◆ Problem ◆
Identify all lines in the data containing the string "extract". Copy them out.

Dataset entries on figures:
·····
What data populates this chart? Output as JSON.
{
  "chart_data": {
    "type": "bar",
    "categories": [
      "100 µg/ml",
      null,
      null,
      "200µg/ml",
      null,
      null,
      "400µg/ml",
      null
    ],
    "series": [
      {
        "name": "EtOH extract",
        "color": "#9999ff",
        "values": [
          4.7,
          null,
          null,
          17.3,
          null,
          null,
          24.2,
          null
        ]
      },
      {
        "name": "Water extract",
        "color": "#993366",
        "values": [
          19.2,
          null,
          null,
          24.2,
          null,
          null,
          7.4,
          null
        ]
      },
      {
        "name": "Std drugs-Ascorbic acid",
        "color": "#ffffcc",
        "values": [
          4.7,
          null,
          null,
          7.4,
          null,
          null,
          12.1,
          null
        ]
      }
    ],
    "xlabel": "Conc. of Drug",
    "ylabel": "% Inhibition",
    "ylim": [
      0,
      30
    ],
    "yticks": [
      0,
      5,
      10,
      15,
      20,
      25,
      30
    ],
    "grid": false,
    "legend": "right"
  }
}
·····
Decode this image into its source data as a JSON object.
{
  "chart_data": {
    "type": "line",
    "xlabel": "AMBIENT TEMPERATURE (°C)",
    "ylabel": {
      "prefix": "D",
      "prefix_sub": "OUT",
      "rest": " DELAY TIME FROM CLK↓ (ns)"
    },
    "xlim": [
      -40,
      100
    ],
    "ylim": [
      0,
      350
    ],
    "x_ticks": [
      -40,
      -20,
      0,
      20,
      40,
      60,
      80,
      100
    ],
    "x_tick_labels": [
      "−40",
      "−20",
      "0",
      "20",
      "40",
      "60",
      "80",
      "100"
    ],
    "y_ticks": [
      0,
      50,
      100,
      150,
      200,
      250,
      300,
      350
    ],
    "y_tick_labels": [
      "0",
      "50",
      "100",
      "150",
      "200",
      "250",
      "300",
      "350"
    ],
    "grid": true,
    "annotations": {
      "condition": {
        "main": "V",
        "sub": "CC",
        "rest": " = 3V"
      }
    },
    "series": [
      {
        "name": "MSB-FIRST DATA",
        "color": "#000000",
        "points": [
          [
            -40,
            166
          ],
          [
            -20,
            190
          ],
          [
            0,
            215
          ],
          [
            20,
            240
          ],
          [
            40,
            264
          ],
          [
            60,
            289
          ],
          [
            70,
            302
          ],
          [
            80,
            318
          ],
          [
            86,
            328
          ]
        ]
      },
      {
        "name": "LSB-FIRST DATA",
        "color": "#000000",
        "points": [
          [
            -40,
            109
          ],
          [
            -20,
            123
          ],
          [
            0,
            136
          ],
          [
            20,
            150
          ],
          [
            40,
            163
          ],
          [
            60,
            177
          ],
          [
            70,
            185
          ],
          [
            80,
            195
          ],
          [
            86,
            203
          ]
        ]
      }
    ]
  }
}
·····
◆ Correct result ◆
        "name": "EtOH extract",
        "name": "Water extract",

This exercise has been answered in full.